___ RECORD EXCERPTS ___

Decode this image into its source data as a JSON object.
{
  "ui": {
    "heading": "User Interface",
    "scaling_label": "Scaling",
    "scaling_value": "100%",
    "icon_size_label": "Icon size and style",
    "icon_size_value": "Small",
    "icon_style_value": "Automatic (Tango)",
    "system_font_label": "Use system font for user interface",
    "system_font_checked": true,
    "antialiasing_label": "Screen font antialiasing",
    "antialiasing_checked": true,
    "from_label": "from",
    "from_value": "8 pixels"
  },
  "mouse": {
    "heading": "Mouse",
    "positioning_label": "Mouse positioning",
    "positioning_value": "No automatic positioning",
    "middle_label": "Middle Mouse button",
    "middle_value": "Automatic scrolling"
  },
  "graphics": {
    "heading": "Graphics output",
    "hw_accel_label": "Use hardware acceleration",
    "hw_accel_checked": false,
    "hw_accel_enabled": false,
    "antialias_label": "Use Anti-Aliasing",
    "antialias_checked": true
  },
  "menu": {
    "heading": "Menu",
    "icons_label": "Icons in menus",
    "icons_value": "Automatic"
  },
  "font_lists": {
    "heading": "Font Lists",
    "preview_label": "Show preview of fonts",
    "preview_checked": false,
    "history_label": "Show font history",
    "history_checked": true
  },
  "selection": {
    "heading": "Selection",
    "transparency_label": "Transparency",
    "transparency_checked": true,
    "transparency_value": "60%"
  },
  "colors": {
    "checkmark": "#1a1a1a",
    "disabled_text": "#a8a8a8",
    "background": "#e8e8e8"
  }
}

___

Reproduce every line of the data verbatim.

- EXERCISE RESPONSE:
Decode this image into its source data as a JSON object.
{
  "ui": {
    "heading": "User Interface",
    "scaling_label": "Scaling",
    "scaling_value": "100%",
    "icon_size_label": "Icon size and style",
    "icon_size_value": "Small",
    "icon_style_value": "Automatic (Tango)",
    "system_font_label": "Use system font for user interface",
    "system_font_checked": true,
    "antialiasing_label": "Screen font antialiasing",
    "antialiasing_checked": true,
    "from_label": "from",
    "from_value": "8 pixels"
  },
  "mouse": {
    "heading": "Mouse",
    "positioning_label": "Mouse positioning",
    "positioning_value": "No automatic positioning",
    "middle_label": "Middle Mouse button",
    "middle_value": "Automatic scrolling"
  },
  "graphics": {
    "heading": "Graphics output",
    "hw_accel_label": "Use hardware acceleration",
    "hw_accel_checked": false,
    "hw_accel_enabled": false,
    "antialias_label": "Use Anti-Aliasing",
    "antialias_checked": true
  },
  "menu": {
    "heading": "Menu",
    "icons_label": "Icons in menus",
    "icons_value": "Automatic"
  },
  "font_lists": {
    "heading": "Font Lists",
    "preview_label": "Show preview of fonts",
    "preview_checked": false,
    "history_label": "Show font history",
    "history_checked": true
  },
  "selection": {
    "heading": "Selection",
    "transparency_label": "Transparency",
    "transparency_checked": true,
    "transparency_value": "60%"
  },
  "colors": {
    "checkmark": "#1a1a1a",
    "disabled_text": "#a8a8a8",
    "background": "#e8e8e8"
  }
}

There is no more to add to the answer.